* BEGIN Selected excerpt *

Working across different cultures completely changed the way I communicate. I became more precise, calmer, and more aware that simplicity is often stronger than complexity. Today, even in my own language, I try to communicate with greater clarity and intention because footballers respond best to messages, they can truly feel and understand.
Trust is central to everything you speak about, but international football gives you very little time to build it. When players arrive in camp for only a few days, how do you create genuine trust quickly enough for it to matter once the match begins?
In international football, time is the biggest challenge. You cannot force trust, but you can create the conditions where it develops faster. The first thing is honesty. Players immediately feel whether a coach is genuine.
The second is clarity. Players need to understand exactly what is expected of them and feel that everyone is treated fairly.
I also believe small details matter. Listening to players, respecting their club workload, and creating an environment where they feel safe to express themselves all make a difference. When players feel respected as people first, trust develops much quicker, and that becomes visible once the match starts.
When players feel respected as people first, trust develops much quicker, and that becomes visible once the match starts.
At U19 level, one conversation can stay with a player forever, telling them they’re not ready, not selected, or no longer progressing. How do you handle those moments with honesty while still protecting their belief, and do you ever wonder afterwards whether you got it wrong?
Those are probably the hardest moments in coaching because words at that age can stay with players for many years. My responsibility is to be honest without destroying belief. I always try to separate the current moment from the player’s long-term potential.

* END Selected excerpt *
* BEGIN Extracted data *

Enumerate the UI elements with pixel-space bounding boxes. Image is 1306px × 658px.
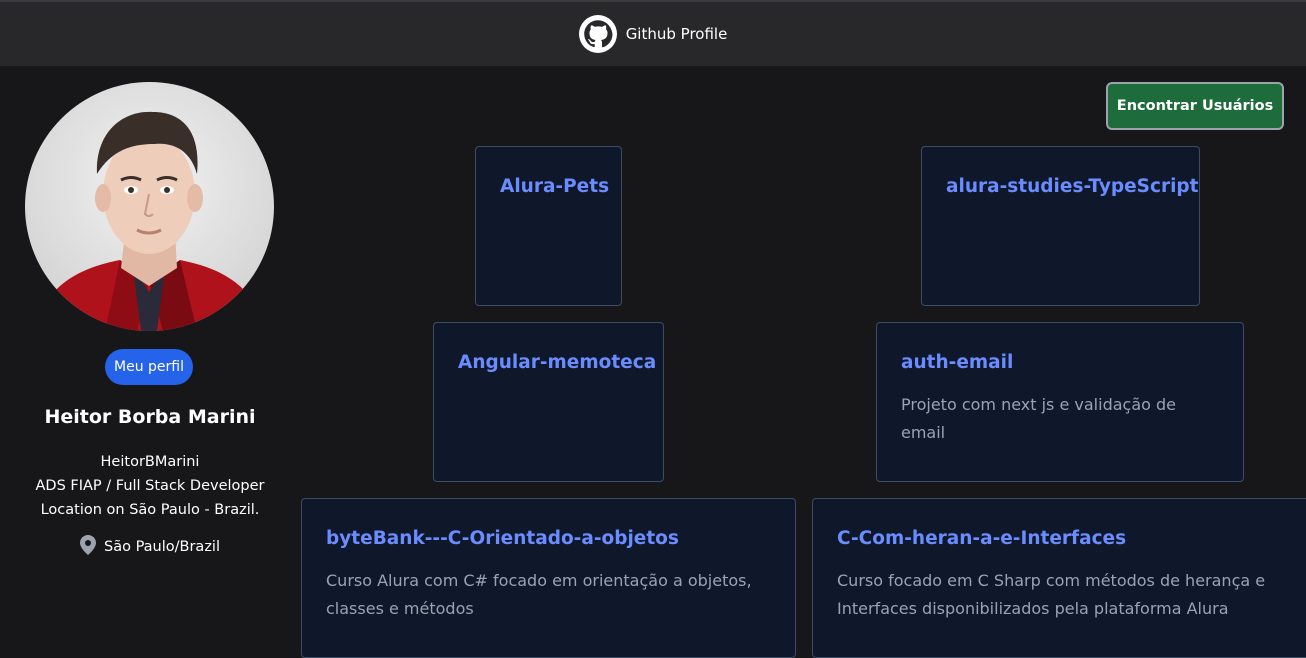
top-bar: Github Profile (0, 0, 1306, 66)
repo-title[interactable]: C-Com-heran-a-e-Interfaces (837, 527, 1287, 551)
repo-description: Curso focado em C Sharp com métodos de h… (837, 571, 1266, 618)
repo-card[interactable]: Angular-memoteca (433, 322, 664, 482)
brand-link[interactable]: Github Profile (578, 15, 728, 53)
repo-card[interactable]: Alura-Pets (475, 146, 622, 306)
repo-title[interactable]: byteBank---C-Orientado-a-objetos (326, 527, 771, 551)
repo-description: Projeto com next js e validação de email (901, 395, 1177, 442)
repo-description: Curso Alura com C# focado em orientação … (326, 571, 752, 618)
profile-sidebar: Meu perfil Heitor Borba Marini HeitorBMa… (0, 66, 300, 648)
github-icon (578, 15, 617, 53)
user-name: Heitor Borba Marini (44, 406, 256, 428)
avatar (25, 82, 274, 331)
bio-block: HeitorBMarini ADS FIAP / Full Stack Deve… (0, 450, 300, 522)
repo-card[interactable]: byteBank---C-Orientado-a-objetos Curso A… (301, 498, 796, 658)
repo-title[interactable]: Angular-memoteca (458, 351, 656, 375)
app-title: Github Profile (625, 25, 728, 43)
username: HeitorBMarini (100, 454, 200, 470)
repo-card[interactable]: auth-email Projeto com next js e validaç… (876, 322, 1244, 482)
repo-title[interactable]: Alura-Pets (500, 175, 609, 199)
my-profile-button[interactable]: Meu perfil (105, 349, 193, 385)
location-note: Location on São Paulo - Brazil. (40, 502, 260, 518)
bio-text: ADS FIAP / Full Stack Developer (35, 478, 265, 494)
location-text: São Paulo/Brazil (104, 539, 220, 555)
repo-title[interactable]: alura-studies-TypeScript (946, 175, 1199, 199)
location: São Paulo/Brazil (0, 535, 300, 559)
repo-card[interactable]: alura-studies-TypeScript (921, 146, 1200, 306)
map-pin-icon (80, 535, 96, 559)
find-users-button[interactable]: Encontrar Usuários (1106, 82, 1284, 130)
repo-card[interactable]: C-Com-heran-a-e-Interfaces Curso focado … (812, 498, 1306, 658)
repo-title[interactable]: auth-email (901, 351, 1219, 375)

* END Extracted data *

#### What you will do:
1. Reproduce the coaching interview between "I also believe" and "got it wrong?", inclusive, swapping "respected" for "valued".
2. In the coaching interview, which small details does the speaker say make a difference?
The material has no connection to the coaching interview.

#### Responses per task:
1.
I also believe small details matter. Listening to players, respecting their club workload, and creating an environment where they feel safe to express themselves all make a difference. When players feel valued as people first, trust develops much quicker, and that becomes visible once the match starts.
When players feel valued as people first, trust develops much quicker, and that becomes visible once the match starts.
At U19 level, one conversation can stay with a player forever, telling them they’re not ready, not selected, or no longer progressing. How do you handle those moments with honesty while still protecting their belief, and do you ever wonder afterwards whether you got it wrong?

2.
- Listening to players
- Respecting their club workload
- Creating an environment where they feel safe to express themselves